:: STATED PROBLEM ::
Rewrite every line of the entries below as a JSON list of strings, one string per line, skipping blank lines. Leave the pictures out of the list.

Stored records
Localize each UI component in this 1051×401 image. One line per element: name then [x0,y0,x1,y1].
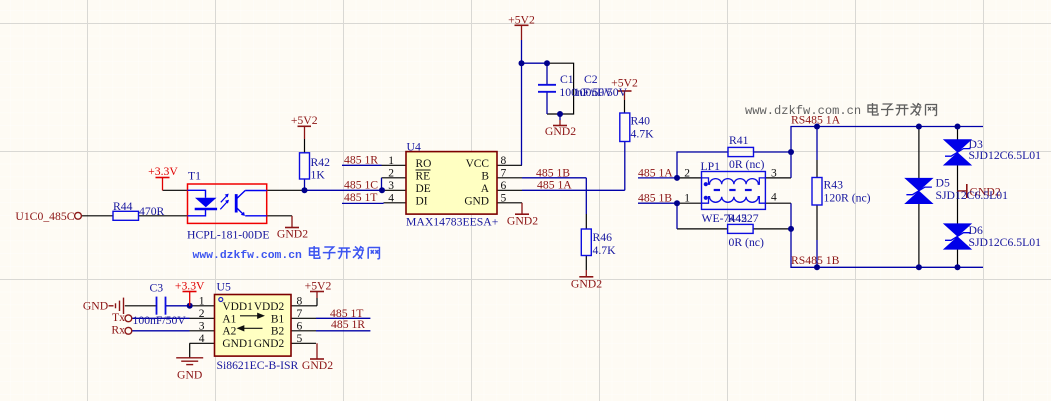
svg-text:485 1T: 485 1T [344,191,377,204]
svg-text:SJD12C6.5L01: SJD12C6.5L01 [936,189,1009,202]
svg-text:R41: R41 [729,134,749,147]
svg-text:GND2: GND2 [254,338,285,350]
svg-text:5: 5 [501,192,507,204]
svg-text:3: 3 [388,180,394,192]
svg-text:www.dzkfw.com.cn: www.dzkfw.com.cn [745,104,861,118]
svg-text:1: 1 [199,295,205,307]
svg-text:2: 2 [684,167,690,179]
svg-text:2: 2 [199,308,205,320]
svg-text:GND2: GND2 [277,228,308,241]
svg-text:R44: R44 [113,200,133,213]
svg-text:GND1: GND1 [222,338,253,350]
svg-text:+5V2: +5V2 [508,14,535,27]
svg-text:R46: R46 [593,231,613,244]
svg-text:GND2: GND2 [507,215,538,228]
svg-text:C1: C1 [560,73,574,86]
svg-text:1: 1 [684,193,690,205]
svg-text:+3.3V: +3.3V [175,279,205,292]
svg-text:Rx: Rx [111,324,125,337]
svg-text:www.dzkfw.com.cn: www.dzkfw.com.cn [193,250,303,262]
svg-text:0R (nc): 0R (nc) [729,158,764,171]
svg-text:+3.3V: +3.3V [148,165,178,178]
svg-text:RO: RO [416,158,432,170]
svg-text:470R: 470R [139,205,165,218]
svg-text:GND: GND [177,369,202,382]
svg-text:A1: A1 [222,313,236,325]
svg-text:4: 4 [199,333,205,345]
svg-text:4.7K: 4.7K [593,244,617,257]
svg-text:4: 4 [388,192,394,204]
svg-text:3: 3 [199,320,205,332]
svg-text:120R (nc): 120R (nc) [824,191,871,204]
svg-text:100nF/50V: 100nF/50V [574,86,628,99]
svg-text:Tx: Tx [112,311,125,324]
svg-text:T1: T1 [188,170,201,183]
svg-text:GND: GND [464,196,489,208]
svg-text:485 1A: 485 1A [638,167,673,180]
svg-text:U5: U5 [217,280,231,293]
svg-text:485 1C: 485 1C [344,179,378,192]
svg-text:D5: D5 [936,176,950,189]
svg-text:100nF/50V: 100nF/50V [133,314,187,327]
svg-text:R40: R40 [631,114,651,127]
svg-text:485 1R: 485 1R [344,154,378,167]
svg-text:8: 8 [297,295,303,307]
svg-text:GND2: GND2 [302,359,333,372]
svg-text:4: 4 [771,192,777,204]
svg-text:SJD12C6.5L01: SJD12C6.5L01 [969,236,1042,249]
svg-text:1K: 1K [311,169,326,182]
svg-text:8: 8 [501,155,507,167]
svg-text:1: 1 [388,155,394,167]
svg-text:+5V2: +5V2 [291,114,318,127]
svg-text:U1C0_485C: U1C0_485C [15,210,74,223]
svg-text:485 1A: 485 1A [537,178,572,191]
svg-text:R42: R42 [311,156,331,169]
svg-text:7: 7 [501,167,507,179]
svg-text:HCPL-181-00DE: HCPL-181-00DE [187,229,269,242]
svg-text:B: B [481,171,489,183]
svg-text:GND2: GND2 [571,278,602,291]
svg-text:6: 6 [501,180,507,192]
svg-text:0R (nc): 0R (nc) [729,236,764,249]
svg-text:MAX14783EESA+: MAX14783EESA+ [406,216,499,229]
svg-text:3: 3 [771,167,777,179]
svg-text:R43: R43 [824,178,844,191]
svg-text:GND: GND [83,300,108,313]
svg-text:GND2: GND2 [545,125,576,138]
svg-text:485 1R: 485 1R [331,318,365,331]
svg-text:U4: U4 [407,140,421,153]
svg-text:4.7K: 4.7K [631,127,655,140]
svg-text:RS485 1B: RS485 1B [791,254,840,267]
svg-text:VCC: VCC [466,158,489,170]
svg-text:+5V2: +5V2 [305,279,332,292]
svg-text:DI: DI [416,196,428,208]
svg-text:Si8621EC-B-ISR: Si8621EC-B-ISR [217,359,299,372]
svg-text:2: 2 [388,167,394,179]
svg-text:B1: B1 [271,313,285,325]
svg-text:C3: C3 [150,281,164,294]
svg-text:A2: A2 [222,326,236,338]
svg-text:B2: B2 [271,326,285,338]
svg-text:C2: C2 [584,73,598,86]
svg-text:485 1B: 485 1B [638,191,672,204]
svg-text:R45: R45 [728,212,748,225]
svg-text:VDD1: VDD1 [222,301,253,313]
svg-text:LP1: LP1 [701,160,721,173]
svg-text:SJD12C6.5L01: SJD12C6.5L01 [969,149,1042,162]
svg-text:6: 6 [297,320,303,332]
svg-text:VDD2: VDD2 [254,301,285,313]
svg-text:A: A [481,183,490,195]
svg-text:5: 5 [297,333,303,345]
svg-text:7: 7 [297,308,303,320]
svg-text:DE: DE [416,183,431,195]
svg-text:RE: RE [416,171,431,183]
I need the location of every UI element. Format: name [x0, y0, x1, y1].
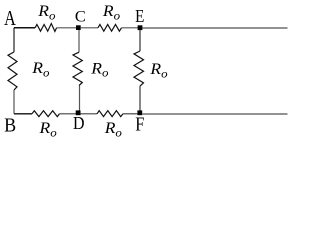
svg-text:Ro: Ro [102, 1, 120, 22]
wire node F to right edge [142, 113, 287, 115]
resistor R0 bottom-right (D-F) [97, 111, 123, 117]
svg-text:C: C [75, 7, 86, 26]
svg-text:D: D [73, 113, 85, 133]
wire R3 to node D [60, 113, 76, 115]
svg-text:Ro: Ro [37, 1, 55, 22]
node C junction dot [76, 25, 81, 30]
wire R2 to node E [122, 27, 138, 29]
svg-text:Ro: Ro [90, 59, 108, 80]
resistor R0 top-right (C-E) [98, 25, 122, 32]
svg-text:E: E [135, 6, 144, 26]
wire R1 to node C [57, 27, 76, 29]
wire A down to vertical resistor [13, 28, 15, 52]
svg-text:Ro: Ro [31, 58, 49, 79]
svg-text:Ro: Ro [38, 118, 56, 139]
wire node E to right edge [142, 27, 287, 29]
resistor R0 vertical left (A-B) [8, 52, 17, 90]
wire node C to R2 [81, 27, 98, 29]
wire C down to vertical resistor [78, 30, 80, 52]
resistor R0 vertical middle (C-D) [73, 52, 82, 85]
resistor R0 vertical right (E-F) [134, 51, 144, 86]
node D junction dot [76, 110, 81, 115]
svg-text:A: A [4, 7, 16, 31]
wire R4 to node F [123, 113, 137, 115]
resistor R0 bottom-left (B-D) [32, 111, 60, 117]
node F junction dot [137, 110, 142, 115]
resistor R0 top-left (A-C) [35, 24, 57, 32]
svg-text:F: F [135, 113, 144, 135]
wire vertical resistor down to B [13, 90, 15, 114]
wire E down to vertical resistor [139, 30, 141, 51]
svg-text:B: B [4, 115, 16, 137]
node E junction dot [138, 25, 143, 30]
wire vertical resistor down to F [139, 86, 141, 111]
svg-text:Ro: Ro [149, 60, 167, 81]
wire vertical resistor down to D [79, 86, 81, 112]
wire node D to R4 [81, 113, 98, 115]
wire top A to R1 [14, 27, 35, 29]
wire bottom B to R3 [14, 113, 32, 115]
svg-text:Ro: Ro [104, 118, 122, 139]
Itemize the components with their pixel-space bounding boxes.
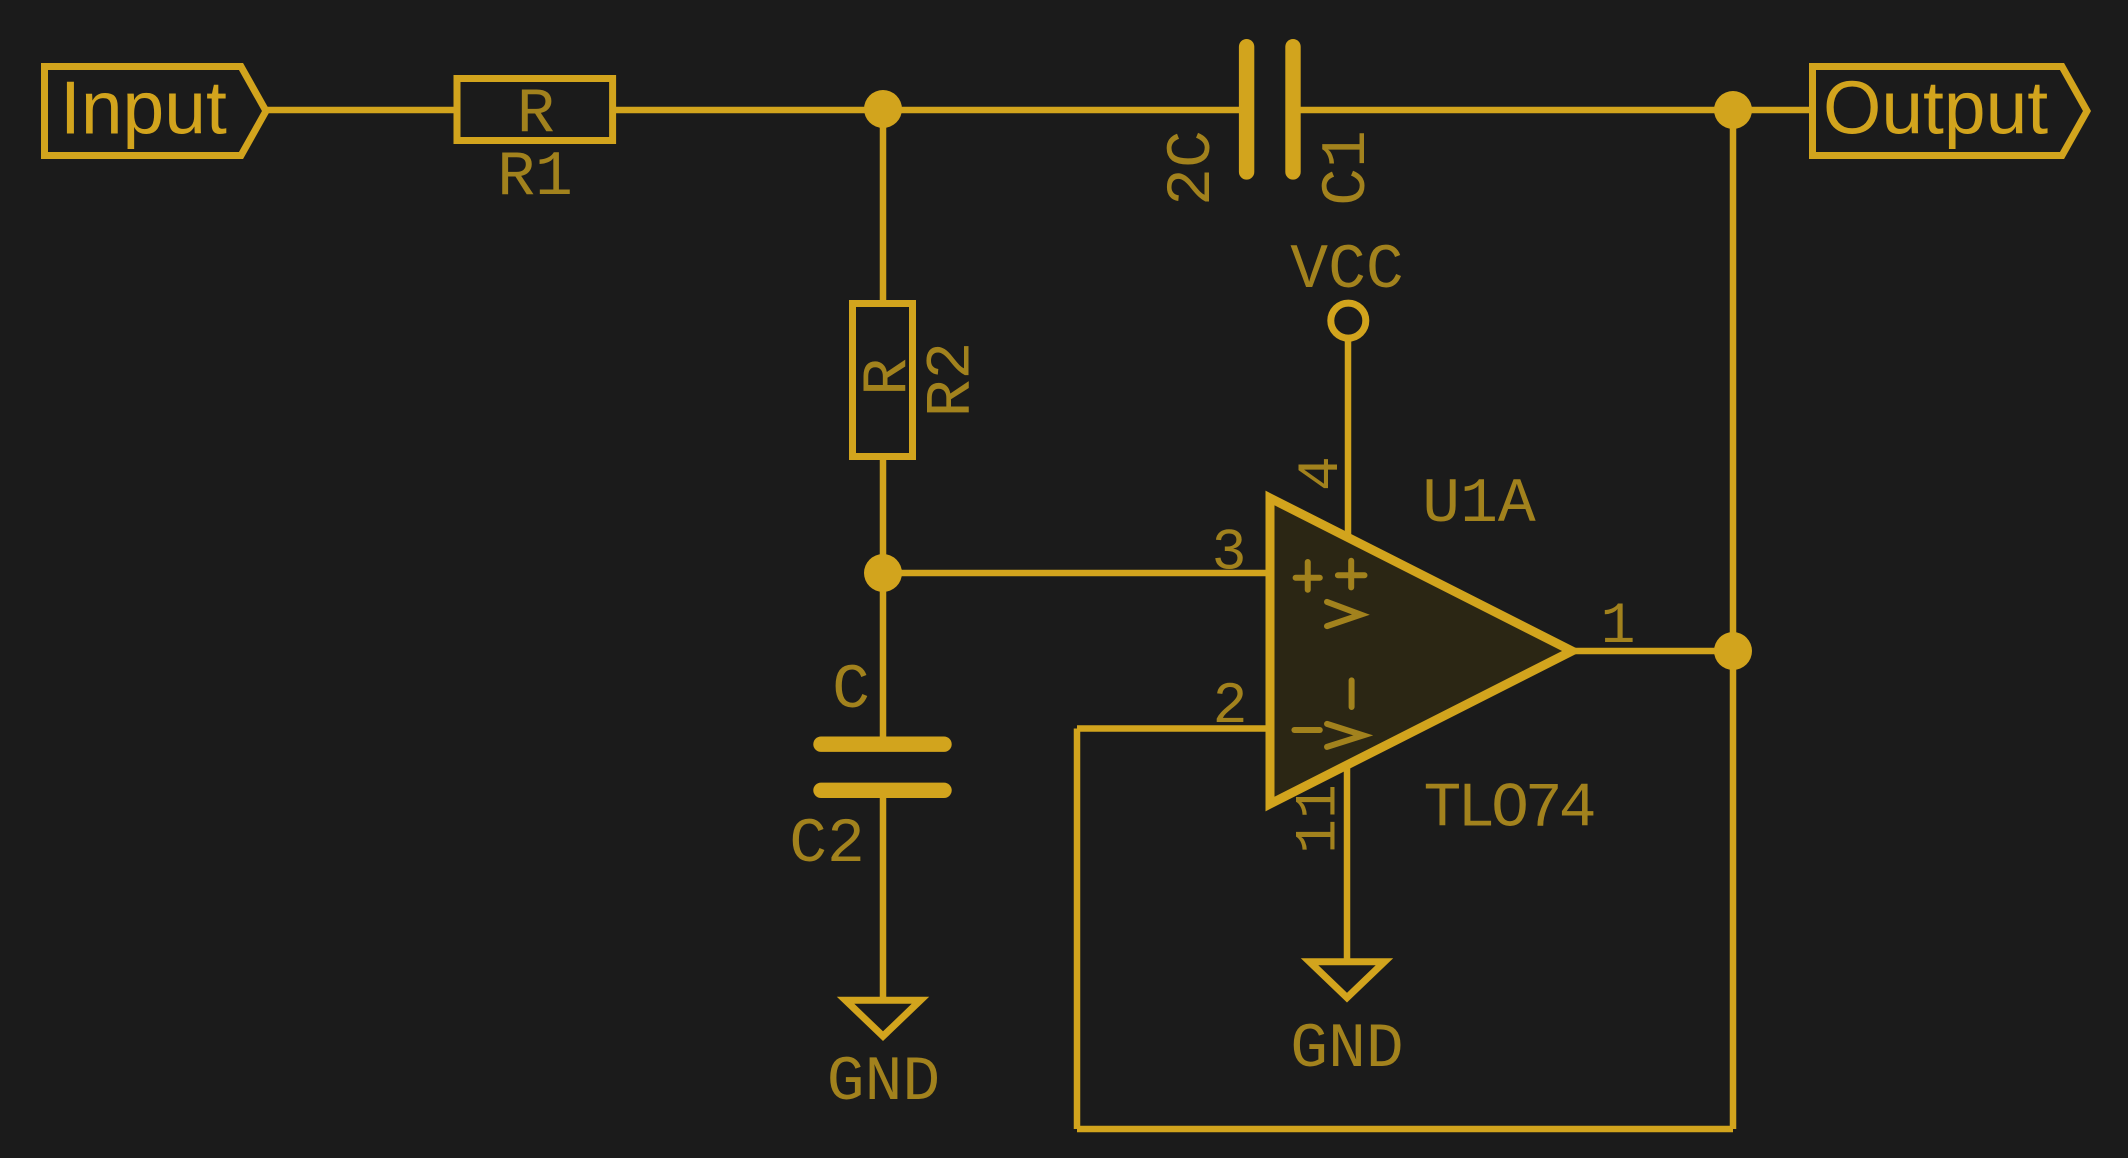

:: EXERCISE SOLUTION ::
[
  "Localize each UI component in this 1051×401 image. One line per element: name then [x0,y0,x1,y1].",
  "svg-text:485 1T: 485 1T [344,191,377,204]",
  "svg-text:SJD12C6.5L01: SJD12C6.5L01 [936,189,1009,202]",
  "svg-text:R41: R41 [729,134,749,147]",
  "svg-text:GND2: GND2 [254,338,285,350]",
  "svg-text:5: 5 [501,192,507,204]",
  "svg-text:3: 3 [388,180,394,192]",
  "svg-text:www.dzkfw.com.cn: www.dzkfw.com.cn [745,104,861,118]",
  "svg-text:1: 1 [199,295,205,307]",
  "svg-text:2: 2 [684,167,690,179]",
  "svg-text:2: 2 [199,308,205,320]",
  "svg-text:GND2: GND2 [277,228,308,241]",
  "svg-text:R44: R44 [113,200,133,213]",
  "svg-text:GND1: GND1 [222,338,253,350]",
  "svg-text:+5V2: +5V2 [508,14,535,27]",
  "svg-text:R46: R46 [593,231,613,244]",
  "svg-text:GND2: GND2 [507,215,538,228]",
  "svg-text:C1: C1 [560,73,574,86]",
  "svg-text:1: 1 [684,193,690,205]",
  "svg-text:+3.3V: +3.3V [175,279,205,292]",
  "svg-text:Rx: Rx [111,324,125,337]",
  "svg-text:www.dzkfw.com.cn: www.dzkfw.com.cn [193,250,303,262]",
  "svg-text:0R (nc): 0R (nc) [729,158,764,171]",
  "svg-text:+3.3V: +3.3V [148,165,178,178]",
  "svg-text:RO: RO [416,158,432,170]",
  "svg-text:470R: 470R [139,205,165,218]",
  "svg-text:GND: GND [177,369,202,382]",
  "svg-text:A1: A1 [222,313,236,325]",
  "svg-text:4: 4 [199,333,205,345]",
  "svg-text:4.7K: 4.7K [593,244,617,257]",
  "svg-text:4: 4 [388,192,394,204]",
  "svg-text:3: 3 [199,320,205,332]",
  "svg-text:120R (nc): 120R (nc) [824,191,871,204]",
  "svg-text:100nF/50V: 100nF/50V [574,86,628,99]",
  "svg-text:Tx: Tx [112,311,125,324]",
  "svg-text:T1: T1 [188,170,201,183]",
  "svg-text:GND: GND [464,196,489,208]",
  "svg-text:485 1A: 485 1A [638,167,673,180]",
  "svg-text:U5: U5 [217,280,231,293]",
  "svg-text:485 1C: 485 1C [344,179,378,192]",
  "svg-text:D5: D5 [936,176,950,189]",
  "svg-text:100nF/50V: 100nF/50V [133,314,187,327]",
  "svg-text:R40: R40 [631,114,651,127]",
  "svg-text:485 1R: 485 1R [344,154,378,167]",
  "svg-text:8: 8 [297,295,303,307]",
  "svg-text:GND2: GND2 [302,359,333,372]",
  "svg-text:4: 4 [771,192,777,204]",
  "svg-text:SJD12C6.5L01: SJD12C6.5L01 [969,236,1042,249]",
  "svg-text:1K: 1K [311,169,326,182]",
  "svg-text:8: 8 [501,155,507,167]",
  "svg-text:1: 1 [388,155,394,167]",
  "svg-text:+5V2: +5V2 [291,114,318,127]",
  "svg-text:U1C0_485C: U1C0_485C [15,210,74,223]",
  "svg-text:485 1A: 485 1A [537,178,572,191]",
  "svg-text:R42: R42 [311,156,331,169]",
  "svg-text:7: 7 [501,167,507,179]",
  "svg-text:HCPL-181-00DE: HCPL-181-00DE [187,229,269,242]",
  "svg-text:B: B [481,171,489,183]",
  "svg-text:GND2: GND2 [571,278,602,291]",
  "svg-text:6: 6 [501,180,507,192]",
  "svg-text:0R (nc): 0R (nc) [729,236,764,249]",
  "svg-text:MAX14783EESA+: MAX14783EESA+ [406,216,499,229]",
  "svg-text:3: 3 [771,167,777,179]",
  "svg-text:R43: R43 [824,178,844,191]",
  "svg-text:GND: GND [83,300,108,313]",
  "svg-text:GND2: GND2 [545,125,576,138]",
  "svg-text:485 1R: 485 1R [331,318,365,331]",
  "svg-text:U4: U4 [407,140,421,153]",
  "svg-text:4.7K: 4.7K [631,127,655,140]",
  "svg-text:RS485 1B: RS485 1B [791,254,840,267]",
  "svg-text:VCC: VCC [466,158,489,170]",
  "svg-text:+5V2: +5V2 [305,279,332,292]",
  "svg-text:DI: DI [416,196,428,208]",
  "svg-text:Si8621EC-B-ISR: Si8621EC-B-ISR [217,359,299,372]",
  "svg-text:2: 2 [388,167,394,179]",
  "svg-text:B1: B1 [271,313,285,325]",
  "svg-text:C3: C3 [150,281,164,294]",
  "svg-text:A2: A2 [222,326,236,338]",
  "svg-text:B2: B2 [271,326,285,338]",
  "svg-text:C2: C2 [584,73,598,86]",
  "svg-text:485 1B: 485 1B [638,191,672,204]",
  "svg-text:R45: R45 [728,212,748,225]",
  "svg-text:VDD1: VDD1 [222,301,253,313]",
  "svg-text:LP1: LP1 [701,160,721,173]",
  "svg-text:SJD12C6.5L01: SJD12C6.5L01 [969,149,1042,162]",
  "svg-text:6: 6 [297,320,303,332]",
  "svg-text:VDD2: VDD2 [254,301,285,313]",
  "svg-text:A: A [481,183,490,195]",
  "svg-text:5: 5 [297,333,303,345]",
  "svg-text:7: 7 [297,308,303,320]",
  "svg-text:DE: DE [416,183,431,195]",
  "svg-text:RE: RE [416,171,431,183]",
  "I need the location of every UI element. Format: name [x0, y0, x1, y1].",
  "svg-text:Ro: Ro [102, 1, 120, 22]",
  "wire node F to right edge [142, 113, 287, 115]",
  "resistor R0 bottom-right (D-F) [97, 111, 123, 117]",
  "svg-text:C: C [75, 7, 86, 26]",
  "svg-text:D: D [73, 113, 85, 133]",
  "wire R3 to node D [60, 113, 76, 115]",
  "svg-text:Ro: Ro [37, 1, 55, 22]",
  "node C junction dot [76, 25, 81, 30]",
  "wire R2 to node E [122, 27, 138, 29]",
  "svg-text:Ro: Ro [90, 59, 108, 80]",
  "resistor R0 top-right (C-E) [98, 25, 122, 32]",
  "svg-text:E: E [135, 6, 144, 26]",
  "wire R1 to node C [57, 27, 76, 29]",
  "wire A down to vertical resistor [13, 28, 15, 52]",
  "svg-text:Ro: Ro [31, 58, 49, 79]",
  "svg-text:Ro: Ro [38, 118, 56, 139]",
  "wire node E to right edge [142, 27, 287, 29]",
  "resistor R0 vertical left (A-B) [8, 52, 17, 90]",
  "wire node C to R2 [81, 27, 98, 29]",
  "wire C down to vertical resistor [78, 30, 80, 52]",
  "resistor R0 vertical middle (C-D) [73, 52, 82, 85]",
  "resistor R0 vertical right (E-F) [134, 51, 144, 86]",
  "node D junction dot [76, 110, 81, 115]",
  "svg-text:A: A [4, 7, 16, 31]",
  "wire R4 to node F [123, 113, 137, 115]",
  "resistor R0 bottom-left (B-D) [32, 111, 60, 117]",
  "node F junction dot [137, 110, 142, 115]",
  "resistor R0 top-left (A-C) [35, 24, 57, 32]",
  "svg-text:F: F [135, 113, 144, 135]",
  "wire vertical resistor down to B [13, 90, 15, 114]",
  "wire E down to vertical resistor [139, 30, 141, 51]",
  "svg-text:B: B [4, 115, 16, 137]",
  "node E junction dot [138, 25, 143, 30]",
  "wire vertical resistor down to F [139, 86, 141, 111]",
  "svg-text:Ro: Ro [149, 60, 167, 81]",
  "wire vertical resistor down to D [79, 86, 81, 112]",
  "wire node D to R4 [81, 113, 98, 115]",
  "wire top A to R1 [14, 27, 35, 29]",
  "wire bottom B to R3 [14, 113, 32, 115]",
  "svg-text:Ro: Ro [104, 118, 122, 139]",
  "Itemize the components with their pixel-space bounding boxes."
]